_INFORMATION GIVEN_.
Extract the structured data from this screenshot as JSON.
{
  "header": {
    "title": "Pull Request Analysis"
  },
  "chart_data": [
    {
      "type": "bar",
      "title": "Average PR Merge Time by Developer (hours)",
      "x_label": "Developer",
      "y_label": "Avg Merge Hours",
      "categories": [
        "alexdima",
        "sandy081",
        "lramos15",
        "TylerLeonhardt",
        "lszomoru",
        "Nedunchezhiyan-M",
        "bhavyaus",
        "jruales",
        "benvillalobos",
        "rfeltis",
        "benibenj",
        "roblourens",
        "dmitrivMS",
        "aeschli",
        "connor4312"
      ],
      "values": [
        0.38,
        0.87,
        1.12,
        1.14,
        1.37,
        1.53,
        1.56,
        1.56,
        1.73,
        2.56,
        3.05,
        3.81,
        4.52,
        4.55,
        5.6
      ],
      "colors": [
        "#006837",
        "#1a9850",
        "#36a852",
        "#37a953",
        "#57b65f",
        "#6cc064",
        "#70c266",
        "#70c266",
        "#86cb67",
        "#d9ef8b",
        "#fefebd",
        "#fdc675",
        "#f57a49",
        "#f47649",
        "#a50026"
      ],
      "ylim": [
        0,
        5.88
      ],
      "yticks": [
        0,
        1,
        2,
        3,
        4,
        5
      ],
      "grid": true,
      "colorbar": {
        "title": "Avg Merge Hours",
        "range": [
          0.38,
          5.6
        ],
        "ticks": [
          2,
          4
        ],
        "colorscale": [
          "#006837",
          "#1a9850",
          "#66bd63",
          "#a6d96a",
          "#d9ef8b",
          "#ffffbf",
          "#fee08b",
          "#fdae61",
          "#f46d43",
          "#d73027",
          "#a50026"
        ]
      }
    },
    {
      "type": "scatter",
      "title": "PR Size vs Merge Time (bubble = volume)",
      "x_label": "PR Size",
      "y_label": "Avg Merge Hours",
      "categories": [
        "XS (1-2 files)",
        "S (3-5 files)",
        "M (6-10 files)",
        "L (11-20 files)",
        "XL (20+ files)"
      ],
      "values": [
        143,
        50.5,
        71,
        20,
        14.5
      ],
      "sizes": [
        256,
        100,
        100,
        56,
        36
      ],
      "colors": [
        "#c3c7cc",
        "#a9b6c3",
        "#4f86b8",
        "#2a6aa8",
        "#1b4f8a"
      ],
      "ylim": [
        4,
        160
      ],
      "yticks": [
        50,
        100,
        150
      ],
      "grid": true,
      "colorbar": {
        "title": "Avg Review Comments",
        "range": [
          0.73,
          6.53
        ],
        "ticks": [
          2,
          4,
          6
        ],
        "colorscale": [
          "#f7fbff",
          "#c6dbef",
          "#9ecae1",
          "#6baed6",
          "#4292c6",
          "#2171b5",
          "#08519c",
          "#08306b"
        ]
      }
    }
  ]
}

_INSTRUCTIONS TO FOLLOW_. Print the records above exactly as they appear.

_TASK OUTPUT_.
Extract the structured data from this screenshot as JSON.
{
  "header": {
    "title": "Pull Request Analysis"
  },
  "chart_data": [
    {
      "type": "bar",
      "title": "Average PR Merge Time by Developer (hours)",
      "x_label": "Developer",
      "y_label": "Avg Merge Hours",
      "categories": [
        "alexdima",
        "sandy081",
        "lramos15",
        "TylerLeonhardt",
        "lszomoru",
        "Nedunchezhiyan-M",
        "bhavyaus",
        "jruales",
        "benvillalobos",
        "rfeltis",
        "benibenj",
        "roblourens",
        "dmitrivMS",
        "aeschli",
        "connor4312"
      ],
      "values": [
        0.38,
        0.87,
        1.12,
        1.14,
        1.37,
        1.53,
        1.56,
        1.56,
        1.73,
        2.56,
        3.05,
        3.81,
        4.52,
        4.55,
        5.6
      ],
      "colors": [
        "#006837",
        "#1a9850",
        "#36a852",
        "#37a953",
        "#57b65f",
        "#6cc064",
        "#70c266",
        "#70c266",
        "#86cb67",
        "#d9ef8b",
        "#fefebd",
        "#fdc675",
        "#f57a49",
        "#f47649",
        "#a50026"
      ],
      "ylim": [
        0,
        5.88
      ],
      "yticks": [
        0,
        1,
        2,
        3,
        4,
        5
      ],
      "grid": true,
      "colorbar": {
        "title": "Avg Merge Hours",
        "range": [
          0.38,
          5.6
        ],
        "ticks": [
          2,
          4
        ],
        "colorscale": [
          "#006837",
          "#1a9850",
          "#66bd63",
          "#a6d96a",
          "#d9ef8b",
          "#ffffbf",
          "#fee08b",
          "#fdae61",
          "#f46d43",
          "#d73027",
          "#a50026"
        ]
      }
    },
    {
      "type": "scatter",
      "title": "PR Size vs Merge Time (bubble = volume)",
      "x_label": "PR Size",
      "y_label": "Avg Merge Hours",
      "categories": [
        "XS (1-2 files)",
        "S (3-5 files)",
        "M (6-10 files)",
        "L (11-20 files)",
        "XL (20+ files)"
      ],
      "values": [
        143,
        50.5,
        71,
        20,
        14.5
      ],
      "sizes": [
        256,
        100,
        100,
        56,
        36
      ],
      "colors": [
        "#c3c7cc",
        "#a9b6c3",
        "#4f86b8",
        "#2a6aa8",
        "#1b4f8a"
      ],
      "ylim": [
        4,
        160
      ],
      "yticks": [
        50,
        100,
        150
      ],
      "grid": true,
      "colorbar": {
        "title": "Avg Review Comments",
        "range": [
          0.73,
          6.53
        ],
        "ticks": [
          2,
          4,
          6
        ],
        "colorscale": [
          "#f7fbff",
          "#c6dbef",
          "#9ecae1",
          "#6baed6",
          "#4292c6",
          "#2171b5",
          "#08519c",
          "#08306b"
        ]
      }
    }
  ]
}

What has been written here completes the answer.